Background information
- Origin: Dublin, Ireland
- Genres: Doom metal, Celtic metal
- Years active: 1998–2015, 2018
- Labels: Candlelight, Grau, Karmageddon, Deasmumhan
- Members: Stíofáin De Roiste Gerry Clince Dave Murphy Shane Cahill

= Mael Mórdha =

Irish metal band

Mael Mórdha (/ˌmeɪl ˈmɔərə/ mayl-_-MOR-ə, /ga/) are an Irish doom and Celtic metal band from Dublin. Its name can also be written in traditional Irish typography, as Mael Mórḋa. The band's music melds doom metal with Irish folk music to create what has been referred to as "Gaelic doom metal".

==History==
Mael Mórdha was formed in January 1998 by Roibéard Ó Bogail (formerly the vocalist of the band Dreamsfear). On the strength of the band's last two EPs, Caoineadh na nGael and Cluain Tarbh, the band was signed to Dutch label Karmageddon Media which released the band's first album, Cluain Tarbh on 12 September 2005. An alternative recording of the album title track was released on a limited edition 7 inch vinyl split with their fellow Irishmen Primordial, through Sentinel Records in the winter of 2005.

RAW DATA
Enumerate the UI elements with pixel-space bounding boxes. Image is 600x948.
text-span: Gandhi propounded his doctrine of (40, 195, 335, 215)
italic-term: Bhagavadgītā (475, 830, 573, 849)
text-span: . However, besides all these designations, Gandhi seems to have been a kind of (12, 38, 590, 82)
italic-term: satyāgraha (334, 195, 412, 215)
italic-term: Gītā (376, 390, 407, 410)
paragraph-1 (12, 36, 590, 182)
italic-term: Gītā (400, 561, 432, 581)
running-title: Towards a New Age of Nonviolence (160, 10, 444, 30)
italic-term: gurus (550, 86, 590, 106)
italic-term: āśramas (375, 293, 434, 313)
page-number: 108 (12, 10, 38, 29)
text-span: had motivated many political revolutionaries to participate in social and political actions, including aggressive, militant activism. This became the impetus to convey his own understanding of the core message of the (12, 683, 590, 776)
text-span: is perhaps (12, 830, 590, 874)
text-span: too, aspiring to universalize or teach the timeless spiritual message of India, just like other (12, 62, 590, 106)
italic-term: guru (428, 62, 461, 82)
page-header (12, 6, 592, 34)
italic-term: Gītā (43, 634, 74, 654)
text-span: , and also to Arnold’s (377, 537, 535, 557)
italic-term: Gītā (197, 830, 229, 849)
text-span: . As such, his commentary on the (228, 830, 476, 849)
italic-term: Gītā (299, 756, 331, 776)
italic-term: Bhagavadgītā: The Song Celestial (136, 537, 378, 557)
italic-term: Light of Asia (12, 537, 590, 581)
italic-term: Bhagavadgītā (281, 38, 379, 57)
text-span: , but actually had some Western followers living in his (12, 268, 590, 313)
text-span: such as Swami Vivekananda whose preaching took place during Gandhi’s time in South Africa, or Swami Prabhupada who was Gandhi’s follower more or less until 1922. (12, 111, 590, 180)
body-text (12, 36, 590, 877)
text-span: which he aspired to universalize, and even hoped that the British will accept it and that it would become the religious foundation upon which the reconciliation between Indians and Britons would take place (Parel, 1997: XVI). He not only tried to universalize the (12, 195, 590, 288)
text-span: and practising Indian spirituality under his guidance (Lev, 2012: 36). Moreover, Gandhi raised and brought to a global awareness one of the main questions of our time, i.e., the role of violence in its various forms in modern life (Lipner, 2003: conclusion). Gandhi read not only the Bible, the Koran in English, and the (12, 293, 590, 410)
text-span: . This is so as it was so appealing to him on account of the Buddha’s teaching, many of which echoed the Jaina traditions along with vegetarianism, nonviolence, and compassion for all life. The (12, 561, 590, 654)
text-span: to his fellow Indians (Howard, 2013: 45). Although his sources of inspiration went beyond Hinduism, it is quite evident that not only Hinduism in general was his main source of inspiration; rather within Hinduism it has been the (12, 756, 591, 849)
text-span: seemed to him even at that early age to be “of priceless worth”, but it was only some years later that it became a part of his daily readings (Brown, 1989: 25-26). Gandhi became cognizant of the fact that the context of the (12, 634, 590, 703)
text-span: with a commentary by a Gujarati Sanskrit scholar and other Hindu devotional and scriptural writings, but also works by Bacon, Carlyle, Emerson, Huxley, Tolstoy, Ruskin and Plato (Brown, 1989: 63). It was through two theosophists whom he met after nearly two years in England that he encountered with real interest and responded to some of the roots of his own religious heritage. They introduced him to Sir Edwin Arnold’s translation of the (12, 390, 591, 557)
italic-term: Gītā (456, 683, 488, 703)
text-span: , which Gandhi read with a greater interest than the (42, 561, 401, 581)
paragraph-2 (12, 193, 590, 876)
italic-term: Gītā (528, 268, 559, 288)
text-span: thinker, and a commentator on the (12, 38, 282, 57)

PROBLEM 1
In the article on Mael Mórdha, who formed the band?
PROBLEM 2
From the article on Mael Mórdha, output the text starting at "Mael Mórdha (/ˌmeɪl" and ending at "winter of 2005.".
PROBLEM 3
Do these statements agree with the article on Mael Mórdha? For each, answer yes or no and quote the words from the article that decide it.
(a) The band was formed in January 1998.
(b) The split vinyl with Primordial came out through Karmageddon Media.
(c) The band's first album was released in 2006.

WRITTEN SOLUTION 1
Roibéard Ó Bogail formed the band.

WRITTEN SOLUTION 2
Mael Mórdha (/ˌmeɪl ˈmɔərə/ mayl-_-MOR-ə, /ga/) are an Irish doom and Celtic metal band from Dublin. Its name can also be written in traditional Irish typography, as Mael Mórḋa. The band's music melds doom metal with Irish folk music to create what has been referred to as "Gaelic doom metal".

==History==
Mael Mórdha was formed in January 1998 by Roibéard Ó Bogail (formerly the vocalist of the band Dreamsfear). On the strength of the band's last two EPs, Caoineadh na nGael and Cluain Tarbh, the band was signed to Dutch label Karmageddon Media which released the band's first album, Cluain Tarbh on 12 September 2005. An alternative recording of the album title track was released on a limited edition 7 inch vinyl split with their fellow Irishmen Primordial, through Sentinel Records in the winter of 2005.

WRITTEN SOLUTION 3
(a) Yes: "Mael Mórdha was formed in January 1998"
(b) No: "through Sentinel Records in the winter of 2005"
(c) No: "released the band's first album, Cluain Tarbh on 12 September 2005"